Your goal: Print all the entries verbatim.

+---+

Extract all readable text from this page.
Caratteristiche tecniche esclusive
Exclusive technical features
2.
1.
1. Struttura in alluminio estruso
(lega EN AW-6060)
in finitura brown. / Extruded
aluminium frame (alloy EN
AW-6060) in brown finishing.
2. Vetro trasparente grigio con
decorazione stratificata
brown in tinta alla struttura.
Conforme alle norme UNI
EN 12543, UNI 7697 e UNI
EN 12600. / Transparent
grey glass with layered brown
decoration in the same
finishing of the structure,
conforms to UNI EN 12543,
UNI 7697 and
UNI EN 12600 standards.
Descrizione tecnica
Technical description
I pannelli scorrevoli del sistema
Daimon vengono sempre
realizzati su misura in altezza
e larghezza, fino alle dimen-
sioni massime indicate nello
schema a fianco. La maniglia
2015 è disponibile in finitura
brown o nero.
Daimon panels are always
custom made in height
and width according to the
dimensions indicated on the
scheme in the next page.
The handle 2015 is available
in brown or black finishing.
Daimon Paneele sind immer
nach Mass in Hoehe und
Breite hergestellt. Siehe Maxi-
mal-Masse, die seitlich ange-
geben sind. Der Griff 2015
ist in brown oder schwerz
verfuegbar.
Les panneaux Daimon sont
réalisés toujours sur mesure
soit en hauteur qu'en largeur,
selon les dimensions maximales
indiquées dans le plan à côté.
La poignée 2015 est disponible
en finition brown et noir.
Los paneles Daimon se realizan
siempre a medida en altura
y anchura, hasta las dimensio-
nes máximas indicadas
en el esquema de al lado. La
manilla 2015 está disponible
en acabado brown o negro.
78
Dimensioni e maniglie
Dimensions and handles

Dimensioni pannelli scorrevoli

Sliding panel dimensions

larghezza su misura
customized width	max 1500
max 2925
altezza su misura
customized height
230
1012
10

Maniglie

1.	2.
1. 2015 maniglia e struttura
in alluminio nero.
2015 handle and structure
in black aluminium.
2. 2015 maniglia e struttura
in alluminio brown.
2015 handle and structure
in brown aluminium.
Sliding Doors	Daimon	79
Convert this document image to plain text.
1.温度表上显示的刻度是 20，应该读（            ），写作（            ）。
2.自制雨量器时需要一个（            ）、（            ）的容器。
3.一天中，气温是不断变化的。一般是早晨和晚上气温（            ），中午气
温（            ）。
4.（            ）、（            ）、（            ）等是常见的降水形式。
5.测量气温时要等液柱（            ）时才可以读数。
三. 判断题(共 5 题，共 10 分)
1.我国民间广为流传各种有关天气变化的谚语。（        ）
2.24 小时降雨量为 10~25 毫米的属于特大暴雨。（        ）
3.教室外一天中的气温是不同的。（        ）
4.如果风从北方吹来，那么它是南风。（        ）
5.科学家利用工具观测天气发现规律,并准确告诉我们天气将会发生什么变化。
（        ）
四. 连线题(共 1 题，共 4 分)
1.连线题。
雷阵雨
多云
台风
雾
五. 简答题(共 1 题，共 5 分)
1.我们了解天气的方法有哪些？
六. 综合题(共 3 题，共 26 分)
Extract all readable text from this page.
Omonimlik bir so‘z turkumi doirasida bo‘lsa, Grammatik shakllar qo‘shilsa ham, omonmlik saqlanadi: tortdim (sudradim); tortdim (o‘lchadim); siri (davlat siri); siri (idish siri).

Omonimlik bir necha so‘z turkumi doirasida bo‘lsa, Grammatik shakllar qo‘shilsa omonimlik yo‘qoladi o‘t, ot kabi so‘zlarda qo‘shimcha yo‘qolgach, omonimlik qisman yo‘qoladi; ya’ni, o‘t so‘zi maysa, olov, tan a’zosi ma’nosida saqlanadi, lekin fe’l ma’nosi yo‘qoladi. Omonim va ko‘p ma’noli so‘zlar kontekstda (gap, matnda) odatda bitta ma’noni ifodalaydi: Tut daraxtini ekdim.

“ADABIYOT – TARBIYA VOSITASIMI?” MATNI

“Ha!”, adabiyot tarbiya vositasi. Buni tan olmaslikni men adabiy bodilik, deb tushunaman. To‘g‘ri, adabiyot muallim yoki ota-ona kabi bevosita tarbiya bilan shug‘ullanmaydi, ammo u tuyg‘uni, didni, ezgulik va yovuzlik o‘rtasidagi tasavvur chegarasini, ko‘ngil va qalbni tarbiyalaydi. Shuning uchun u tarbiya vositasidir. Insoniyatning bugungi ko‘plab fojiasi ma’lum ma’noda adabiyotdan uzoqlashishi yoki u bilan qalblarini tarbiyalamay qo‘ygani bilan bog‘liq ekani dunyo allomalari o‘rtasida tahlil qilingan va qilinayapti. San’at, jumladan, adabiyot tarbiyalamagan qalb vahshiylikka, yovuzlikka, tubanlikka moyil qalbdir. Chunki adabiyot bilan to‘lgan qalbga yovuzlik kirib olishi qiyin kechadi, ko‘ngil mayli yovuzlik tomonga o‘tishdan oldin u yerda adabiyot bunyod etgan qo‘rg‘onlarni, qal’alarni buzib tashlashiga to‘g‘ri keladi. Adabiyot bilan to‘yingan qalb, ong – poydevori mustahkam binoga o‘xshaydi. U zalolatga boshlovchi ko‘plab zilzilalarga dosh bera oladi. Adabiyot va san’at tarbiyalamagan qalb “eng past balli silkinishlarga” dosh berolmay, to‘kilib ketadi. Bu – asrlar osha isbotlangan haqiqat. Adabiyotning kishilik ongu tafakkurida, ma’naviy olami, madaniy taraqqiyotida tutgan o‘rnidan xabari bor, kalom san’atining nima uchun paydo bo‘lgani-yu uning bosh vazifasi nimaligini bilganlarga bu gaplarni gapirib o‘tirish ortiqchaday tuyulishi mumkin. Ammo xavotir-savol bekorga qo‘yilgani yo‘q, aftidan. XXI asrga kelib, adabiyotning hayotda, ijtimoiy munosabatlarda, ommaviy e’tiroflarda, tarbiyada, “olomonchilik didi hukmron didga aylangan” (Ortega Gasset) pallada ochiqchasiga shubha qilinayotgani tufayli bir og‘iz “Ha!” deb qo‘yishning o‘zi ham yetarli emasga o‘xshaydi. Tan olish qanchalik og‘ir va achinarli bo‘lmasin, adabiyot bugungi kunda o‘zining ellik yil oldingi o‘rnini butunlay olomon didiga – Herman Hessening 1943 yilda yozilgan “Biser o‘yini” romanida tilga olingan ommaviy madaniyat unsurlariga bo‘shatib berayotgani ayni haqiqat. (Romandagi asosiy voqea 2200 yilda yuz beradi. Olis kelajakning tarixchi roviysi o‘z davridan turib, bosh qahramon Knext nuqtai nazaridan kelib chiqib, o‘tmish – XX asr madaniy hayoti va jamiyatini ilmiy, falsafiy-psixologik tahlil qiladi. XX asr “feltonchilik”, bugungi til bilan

+---+

Output for this exercise:
Extract all readable text from this page.
Caratteristiche tecniche esclusive
Exclusive technical features
2.
1.
1. Struttura in alluminio estruso
(lega EN AW-6060)
in finitura brown. / Extruded
aluminium frame (alloy EN
AW-6060) in brown finishing.
2. Vetro trasparente grigio con
decorazione stratificata
brown in tinta alla struttura.
Conforme alle norme UNI
EN 12543, UNI 7697 e UNI
EN 12600. / Transparent
grey glass with layered brown
decoration in the same
finishing of the structure,
conforms to UNI EN 12543,
UNI 7697 and
UNI EN 12600 standards.
Descrizione tecnica
Technical description
I pannelli scorrevoli del sistema
Daimon vengono sempre
realizzati su misura in altezza
e larghezza, fino alle dimen-
sioni massime indicate nello
schema a fianco. La maniglia
2015 è disponibile in finitura
brown o nero.
Daimon panels are always
custom made in height
and width according to the
dimensions indicated on the
scheme in the next page.
The handle 2015 is available
in brown or black finishing.
Daimon Paneele sind immer
nach Mass in Hoehe und
Breite hergestellt. Siehe Maxi-
mal-Masse, die seitlich ange-
geben sind. Der Griff 2015
ist in brown oder schwerz
verfuegbar.
Les panneaux Daimon sont
réalisés toujours sur mesure
soit en hauteur qu'en largeur,
selon les dimensions maximales
indiquées dans le plan à côté.
La poignée 2015 est disponible
en finition brown et noir.
Los paneles Daimon se realizan
siempre a medida en altura
y anchura, hasta las dimensio-
nes máximas indicadas
en el esquema de al lado. La
manilla 2015 está disponible
en acabado brown o negro.
78
Dimensioni e maniglie
Dimensions and handles

Dimensioni pannelli scorrevoli

Sliding panel dimensions

larghezza su misura
customized width	max 1500
max 2925
altezza su misura
customized height
230
1012
10

Maniglie

1.	2.
1. 2015 maniglia e struttura
in alluminio nero.
2015 handle and structure
in black aluminium.
2. 2015 maniglia e struttura
in alluminio brown.
2015 handle and structure
in brown aluminium.
Sliding Doors	Daimon	79
Convert this document image to plain text.
1.温度表上显示的刻度是 20，应该读（            ），写作（            ）。
2.自制雨量器时需要一个（            ）、（            ）的容器。
3.一天中，气温是不断变化的。一般是早晨和晚上气温（            ），中午气
温（            ）。
4.（            ）、（            ）、（            ）等是常见的降水形式。
5.测量气温时要等液柱（            ）时才可以读数。
三. 判断题(共 5 题，共 10 分)
1.我国民间广为流传各种有关天气变化的谚语。（        ）
2.24 小时降雨量为 10~25 毫米的属于特大暴雨。（        ）
3.教室外一天中的气温是不同的。（        ）
4.如果风从北方吹来，那么它是南风。（        ）
5.科学家利用工具观测天气发现规律,并准确告诉我们天气将会发生什么变化。
（        ）
四. 连线题(共 1 题，共 4 分)
1.连线题。
雷阵雨
多云
台风
雾
五. 简答题(共 1 题，共 5 分)
1.我们了解天气的方法有哪些？
六. 综合题(共 3 题，共 26 分)
Extract all readable text from this page.
Omonimlik bir so‘z turkumi doirasida bo‘lsa, Grammatik shakllar qo‘shilsa ham, omonmlik saqlanadi: tortdim (sudradim); tortdim (o‘lchadim); siri (davlat siri); siri (idish siri).

Omonimlik bir necha so‘z turkumi doirasida bo‘lsa, Grammatik shakllar qo‘shilsa omonimlik yo‘qoladi o‘t, ot kabi so‘zlarda qo‘shimcha yo‘qolgach, omonimlik qisman yo‘qoladi; ya’ni, o‘t so‘zi maysa, olov, tan a’zosi ma’nosida saqlanadi, lekin fe’l ma’nosi yo‘qoladi. Omonim va ko‘p ma’noli so‘zlar kontekstda (gap, matnda) odatda bitta ma’noni ifodalaydi: Tut daraxtini ekdim.

“ADABIYOT – TARBIYA VOSITASIMI?” MATNI

“Ha!”, adabiyot tarbiya vositasi. Buni tan olmaslikni men adabiy bodilik, deb tushunaman. To‘g‘ri, adabiyot muallim yoki ota-ona kabi bevosita tarbiya bilan shug‘ullanmaydi, ammo u tuyg‘uni, didni, ezgulik va yovuzlik o‘rtasidagi tasavvur chegarasini, ko‘ngil va qalbni tarbiyalaydi. Shuning uchun u tarbiya vositasidir. Insoniyatning bugungi ko‘plab fojiasi ma’lum ma’noda adabiyotdan uzoqlashishi yoki u bilan qalblarini tarbiyalamay qo‘ygani bilan bog‘liq ekani dunyo allomalari o‘rtasida tahlil qilingan va qilinayapti. San’at, jumladan, adabiyot tarbiyalamagan qalb vahshiylikka, yovuzlikka, tubanlikka moyil qalbdir. Chunki adabiyot bilan to‘lgan qalbga yovuzlik kirib olishi qiyin kechadi, ko‘ngil mayli yovuzlik tomonga o‘tishdan oldin u yerda adabiyot bunyod etgan qo‘rg‘onlarni, qal’alarni buzib tashlashiga to‘g‘ri keladi. Adabiyot bilan to‘yingan qalb, ong – poydevori mustahkam binoga o‘xshaydi. U zalolatga boshlovchi ko‘plab zilzilalarga dosh bera oladi. Adabiyot va san’at tarbiyalamagan qalb “eng past balli silkinishlarga” dosh berolmay, to‘kilib ketadi. Bu – asrlar osha isbotlangan haqiqat. Adabiyotning kishilik ongu tafakkurida, ma’naviy olami, madaniy taraqqiyotida tutgan o‘rnidan xabari bor, kalom san’atining nima uchun paydo bo‘lgani-yu uning bosh vazifasi nimaligini bilganlarga bu gaplarni gapirib o‘tirish ortiqchaday tuyulishi mumkin. Ammo xavotir-savol bekorga qo‘yilgani yo‘q, aftidan. XXI asrga kelib, adabiyotning hayotda, ijtimoiy munosabatlarda, ommaviy e’tiroflarda, tarbiyada, “olomonchilik didi hukmron didga aylangan” (Ortega Gasset) pallada ochiqchasiga shubha qilinayotgani tufayli bir og‘iz “Ha!” deb qo‘yishning o‘zi ham yetarli emasga o‘xshaydi. Tan olish qanchalik og‘ir va achinarli bo‘lmasin, adabiyot bugungi kunda o‘zining ellik yil oldingi o‘rnini butunlay olomon didiga – Herman Hessening 1943 yilda yozilgan “Biser o‘yini” romanida tilga olingan ommaviy madaniyat unsurlariga bo‘shatib berayotgani ayni haqiqat. (Romandagi asosiy voqea 2200 yilda yuz beradi. Olis kelajakning tarixchi roviysi o‘z davridan turib, bosh qahramon Knext nuqtai nazaridan kelib chiqib, o‘tmish – XX asr madaniy hayoti va jamiyatini ilmiy, falsafiy-psixologik tahlil qiladi. XX asr “feltonchilik”, bugungi til bilan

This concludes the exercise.